Rewrite every line of the records below as a JSON list of strings, one string per line, omitting blank lines.

(Records of where elements are located)
______________________________

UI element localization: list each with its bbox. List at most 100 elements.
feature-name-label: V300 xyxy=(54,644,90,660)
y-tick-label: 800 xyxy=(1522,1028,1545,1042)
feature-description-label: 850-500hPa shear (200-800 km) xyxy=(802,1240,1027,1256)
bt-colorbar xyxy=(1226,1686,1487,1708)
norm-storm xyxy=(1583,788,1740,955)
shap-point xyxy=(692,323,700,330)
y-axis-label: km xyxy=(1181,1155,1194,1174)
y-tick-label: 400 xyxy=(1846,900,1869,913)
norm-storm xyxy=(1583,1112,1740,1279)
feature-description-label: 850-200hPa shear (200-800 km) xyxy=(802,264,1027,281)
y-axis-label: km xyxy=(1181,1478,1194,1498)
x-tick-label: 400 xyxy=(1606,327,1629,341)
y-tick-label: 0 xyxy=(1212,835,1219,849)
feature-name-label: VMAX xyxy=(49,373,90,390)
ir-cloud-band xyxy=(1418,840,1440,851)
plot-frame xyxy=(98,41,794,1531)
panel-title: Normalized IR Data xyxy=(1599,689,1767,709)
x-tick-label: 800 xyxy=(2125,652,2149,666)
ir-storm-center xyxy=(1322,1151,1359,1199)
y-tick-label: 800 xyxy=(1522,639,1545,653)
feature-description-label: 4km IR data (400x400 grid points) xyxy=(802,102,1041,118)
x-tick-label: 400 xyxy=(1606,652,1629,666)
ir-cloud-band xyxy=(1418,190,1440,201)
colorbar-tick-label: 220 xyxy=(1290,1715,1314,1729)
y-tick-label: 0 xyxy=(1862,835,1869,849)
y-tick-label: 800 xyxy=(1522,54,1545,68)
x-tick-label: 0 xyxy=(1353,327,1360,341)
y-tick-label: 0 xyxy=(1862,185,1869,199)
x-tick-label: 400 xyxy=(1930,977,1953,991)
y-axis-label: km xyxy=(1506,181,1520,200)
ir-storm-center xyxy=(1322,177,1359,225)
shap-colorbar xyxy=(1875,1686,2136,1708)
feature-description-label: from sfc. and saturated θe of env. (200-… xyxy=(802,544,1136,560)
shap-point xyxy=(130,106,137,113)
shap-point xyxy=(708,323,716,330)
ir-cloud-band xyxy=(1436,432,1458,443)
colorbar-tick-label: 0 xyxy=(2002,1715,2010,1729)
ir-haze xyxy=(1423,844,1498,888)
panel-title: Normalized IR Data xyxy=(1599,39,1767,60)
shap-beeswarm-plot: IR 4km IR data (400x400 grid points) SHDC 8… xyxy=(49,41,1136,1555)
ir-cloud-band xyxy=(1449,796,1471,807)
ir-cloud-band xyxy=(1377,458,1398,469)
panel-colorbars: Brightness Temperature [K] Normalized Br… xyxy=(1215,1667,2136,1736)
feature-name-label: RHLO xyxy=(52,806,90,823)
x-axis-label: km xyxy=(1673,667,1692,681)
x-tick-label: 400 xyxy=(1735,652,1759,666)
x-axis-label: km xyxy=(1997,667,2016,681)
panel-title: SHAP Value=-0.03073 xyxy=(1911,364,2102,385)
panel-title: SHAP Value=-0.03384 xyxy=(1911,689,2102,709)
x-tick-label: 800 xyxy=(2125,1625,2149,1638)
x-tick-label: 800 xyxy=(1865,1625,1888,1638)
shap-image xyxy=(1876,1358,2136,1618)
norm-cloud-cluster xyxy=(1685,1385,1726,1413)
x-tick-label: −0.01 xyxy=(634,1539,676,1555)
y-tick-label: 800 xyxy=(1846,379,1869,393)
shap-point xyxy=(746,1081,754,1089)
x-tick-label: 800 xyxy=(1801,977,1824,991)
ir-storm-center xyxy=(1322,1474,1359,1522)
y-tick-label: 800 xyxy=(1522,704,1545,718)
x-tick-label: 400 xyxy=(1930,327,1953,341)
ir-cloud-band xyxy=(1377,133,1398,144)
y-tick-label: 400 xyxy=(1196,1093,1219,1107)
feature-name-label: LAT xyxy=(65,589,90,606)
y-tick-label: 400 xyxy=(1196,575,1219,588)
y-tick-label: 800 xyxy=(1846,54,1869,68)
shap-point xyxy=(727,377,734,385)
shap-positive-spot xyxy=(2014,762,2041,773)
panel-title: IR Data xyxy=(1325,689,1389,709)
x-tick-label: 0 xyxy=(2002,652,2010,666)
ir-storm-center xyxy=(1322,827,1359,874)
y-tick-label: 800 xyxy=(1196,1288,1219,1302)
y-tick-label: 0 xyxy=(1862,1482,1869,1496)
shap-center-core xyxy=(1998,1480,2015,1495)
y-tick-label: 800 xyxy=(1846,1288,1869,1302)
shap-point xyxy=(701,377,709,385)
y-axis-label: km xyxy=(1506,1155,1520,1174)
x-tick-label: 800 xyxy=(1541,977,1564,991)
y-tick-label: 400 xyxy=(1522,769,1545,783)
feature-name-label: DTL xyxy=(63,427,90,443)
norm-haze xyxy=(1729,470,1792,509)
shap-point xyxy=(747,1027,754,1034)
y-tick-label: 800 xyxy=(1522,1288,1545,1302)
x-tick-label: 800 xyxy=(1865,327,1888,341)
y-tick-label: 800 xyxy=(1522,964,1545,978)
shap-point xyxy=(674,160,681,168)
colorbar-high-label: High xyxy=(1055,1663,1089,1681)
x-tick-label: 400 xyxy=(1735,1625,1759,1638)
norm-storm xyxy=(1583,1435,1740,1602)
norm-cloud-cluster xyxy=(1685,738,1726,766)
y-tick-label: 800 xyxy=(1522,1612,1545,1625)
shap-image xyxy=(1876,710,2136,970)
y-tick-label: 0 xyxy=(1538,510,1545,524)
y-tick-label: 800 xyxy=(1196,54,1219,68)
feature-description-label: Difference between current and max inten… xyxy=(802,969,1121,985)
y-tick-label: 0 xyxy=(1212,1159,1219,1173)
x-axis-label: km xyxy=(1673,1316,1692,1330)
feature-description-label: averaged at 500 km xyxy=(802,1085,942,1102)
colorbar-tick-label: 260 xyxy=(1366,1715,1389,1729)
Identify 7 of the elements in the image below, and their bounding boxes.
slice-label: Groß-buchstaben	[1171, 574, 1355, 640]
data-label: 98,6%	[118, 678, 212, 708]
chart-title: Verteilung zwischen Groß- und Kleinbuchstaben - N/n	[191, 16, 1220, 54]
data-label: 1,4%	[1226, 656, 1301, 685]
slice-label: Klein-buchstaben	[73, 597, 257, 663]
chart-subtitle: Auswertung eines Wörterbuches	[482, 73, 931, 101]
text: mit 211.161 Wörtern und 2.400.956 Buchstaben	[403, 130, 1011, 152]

______________________________

WORKED SOLUTION:
[
  "UI element localization: list each with its bbox. List at most 100 elements.",
  "feature-name-label: V300 xyxy=(54,644,90,660)",
  "y-tick-label: 800 xyxy=(1522,1028,1545,1042)",
  "feature-description-label: 850-500hPa shear (200-800 km) xyxy=(802,1240,1027,1256)",
  "bt-colorbar xyxy=(1226,1686,1487,1708)",
  "norm-storm xyxy=(1583,788,1740,955)",
  "shap-point xyxy=(692,323,700,330)",
  "y-axis-label: km xyxy=(1181,1155,1194,1174)",
  "y-tick-label: 400 xyxy=(1846,900,1869,913)",
  "norm-storm xyxy=(1583,1112,1740,1279)",
  "feature-description-label: 850-200hPa shear (200-800 km) xyxy=(802,264,1027,281)",
  "y-axis-label: km xyxy=(1181,1478,1194,1498)",
  "x-tick-label: 400 xyxy=(1606,327,1629,341)",
  "y-tick-label: 0 xyxy=(1212,835,1219,849)",
  "feature-name-label: VMAX xyxy=(49,373,90,390)",
  "ir-cloud-band xyxy=(1418,840,1440,851)",
  "plot-frame xyxy=(98,41,794,1531)",
  "panel-title: Normalized IR Data xyxy=(1599,689,1767,709)",
  "x-tick-label: 800 xyxy=(2125,652,2149,666)",
  "ir-storm-center xyxy=(1322,1151,1359,1199)",
  "y-tick-label: 800 xyxy=(1522,639,1545,653)",
  "feature-description-label: 4km IR data (400x400 grid points) xyxy=(802,102,1041,118)",
  "x-tick-label: 400 xyxy=(1606,652,1629,666)",
  "ir-cloud-band xyxy=(1418,190,1440,201)",
  "colorbar-tick-label: 220 xyxy=(1290,1715,1314,1729)",
  "y-tick-label: 0 xyxy=(1862,835,1869,849)",
  "y-tick-label: 800 xyxy=(1522,54,1545,68)",
  "x-tick-label: 0 xyxy=(1353,327,1360,341)",
  "y-tick-label: 0 xyxy=(1862,185,1869,199)",
  "x-tick-label: 400 xyxy=(1930,977,1953,991)",
  "y-axis-label: km xyxy=(1506,181,1520,200)",
  "ir-storm-center xyxy=(1322,177,1359,225)",
  "shap-colorbar xyxy=(1875,1686,2136,1708)",
  "feature-description-label: from sfc. and saturated θe of env. (200-… xyxy=(802,544,1136,560)",
  "shap-point xyxy=(130,106,137,113)",
  "shap-point xyxy=(708,323,716,330)",
  "ir-cloud-band xyxy=(1436,432,1458,443)",
  "colorbar-tick-label: 0 xyxy=(2002,1715,2010,1729)",
  "ir-haze xyxy=(1423,844,1498,888)",
  "panel-title: Normalized IR Data xyxy=(1599,39,1767,60)",
  "shap-beeswarm-plot: IR 4km IR data (400x400 grid points) SHDC 8… xyxy=(49,41,1136,1555)",
  "ir-cloud-band xyxy=(1449,796,1471,807)",
  "ir-cloud-band xyxy=(1377,458,1398,469)",
  "panel-colorbars: Brightness Temperature [K] Normalized Br… xyxy=(1215,1667,2136,1736)",
  "feature-name-label: RHLO xyxy=(52,806,90,823)",
  "x-axis-label: km xyxy=(1673,667,1692,681)",
  "x-tick-label: 400 xyxy=(1735,652,1759,666)",
  "x-axis-label: km xyxy=(1997,667,2016,681)",
  "panel-title: SHAP Value=-0.03073 xyxy=(1911,364,2102,385)",
  "panel-title: SHAP Value=-0.03384 xyxy=(1911,689,2102,709)",
  "x-tick-label: 800 xyxy=(2125,1625,2149,1638)",
  "x-tick-label: 800 xyxy=(1865,1625,1888,1638)",
  "shap-image xyxy=(1876,1358,2136,1618)",
  "norm-cloud-cluster xyxy=(1685,1385,1726,1413)",
  "x-tick-label: −0.01 xyxy=(634,1539,676,1555)",
  "y-tick-label: 800 xyxy=(1846,379,1869,393)",
  "shap-point xyxy=(746,1081,754,1089)",
  "x-tick-label: 800 xyxy=(1801,977,1824,991)",
  "ir-storm-center xyxy=(1322,1474,1359,1522)",
  "y-tick-label: 800 xyxy=(1522,704,1545,718)",
  "x-tick-label: 400 xyxy=(1930,327,1953,341)",
  "ir-cloud-band xyxy=(1377,133,1398,144)",
  "y-tick-label: 400 xyxy=(1196,1093,1219,1107)",
  "feature-name-label: LAT xyxy=(65,589,90,606)",
  "y-tick-label: 400 xyxy=(1196,575,1219,588)",
  "y-tick-label: 800 xyxy=(1846,54,1869,68)",
  "shap-point xyxy=(727,377,734,385)",
  "shap-positive-spot xyxy=(2014,762,2041,773)",
  "panel-title: IR Data xyxy=(1325,689,1389,709)",
  "x-tick-label: 0 xyxy=(2002,652,2010,666)",
  "ir-storm-center xyxy=(1322,827,1359,874)",
  "y-tick-label: 800 xyxy=(1196,1288,1219,1302)",
  "y-tick-label: 0 xyxy=(1862,1482,1869,1496)",
  "shap-center-core xyxy=(1998,1480,2015,1495)",
  "y-tick-label: 800 xyxy=(1846,1288,1869,1302)",
  "shap-point xyxy=(701,377,709,385)",
  "y-axis-label: km xyxy=(1506,1155,1520,1174)",
  "x-tick-label: 800 xyxy=(1541,977,1564,991)",
  "y-tick-label: 400 xyxy=(1522,769,1545,783)",
  "feature-name-label: DTL xyxy=(63,427,90,443)",
  "norm-haze xyxy=(1729,470,1792,509)",
  "shap-point xyxy=(747,1027,754,1034)",
  "y-tick-label: 800 xyxy=(1522,1288,1545,1302)",
  "x-tick-label: 800 xyxy=(1865,327,1888,341)",
  "y-tick-label: 800 xyxy=(1522,964,1545,978)",
  "shap-point xyxy=(674,160,681,168)",
  "colorbar-high-label: High xyxy=(1055,1663,1089,1681)",
  "x-tick-label: 400 xyxy=(1735,1625,1759,1638)",
  "norm-storm xyxy=(1583,1435,1740,1602)",
  "norm-cloud-cluster xyxy=(1685,738,1726,766)",
  "y-tick-label: 800 xyxy=(1522,1612,1545,1625)",
  "shap-image xyxy=(1876,710,2136,970)",
  "y-tick-label: 0 xyxy=(1538,510,1545,524)",
  "y-tick-label: 800 xyxy=(1196,54,1219,68)",
  "feature-description-label: Difference between current and max inten… xyxy=(802,969,1121,985)",
  "y-tick-label: 0 xyxy=(1212,1159,1219,1173)",
  "x-axis-label: km xyxy=(1673,1316,1692,1330)",
  "feature-description-label: averaged at 500 km xyxy=(802,1085,942,1102)",
  "colorbar-tick-label: 260 xyxy=(1366,1715,1389,1729)",
  "Identify 7 of the elements in the image below, and their bounding boxes.",
  "slice-label: Groß-buchstaben\t[1171, 574, 1355, 640]",
  "data-label: 98,6%\t[118, 678, 212, 708]",
  "chart-title: Verteilung zwischen Groß- und Kleinbuchstaben - N/n\t[191, 16, 1220, 54]",
  "data-label: 1,4%\t[1226, 656, 1301, 685]",
  "slice-label: Klein-buchstaben\t[73, 597, 257, 663]",
  "chart-subtitle: Auswertung eines Wörterbuches\t[482, 73, 931, 101]",
  "text: mit 211.161 Wörtern und 2.400.956 Buchstaben\t[403, 130, 1011, 152]"
]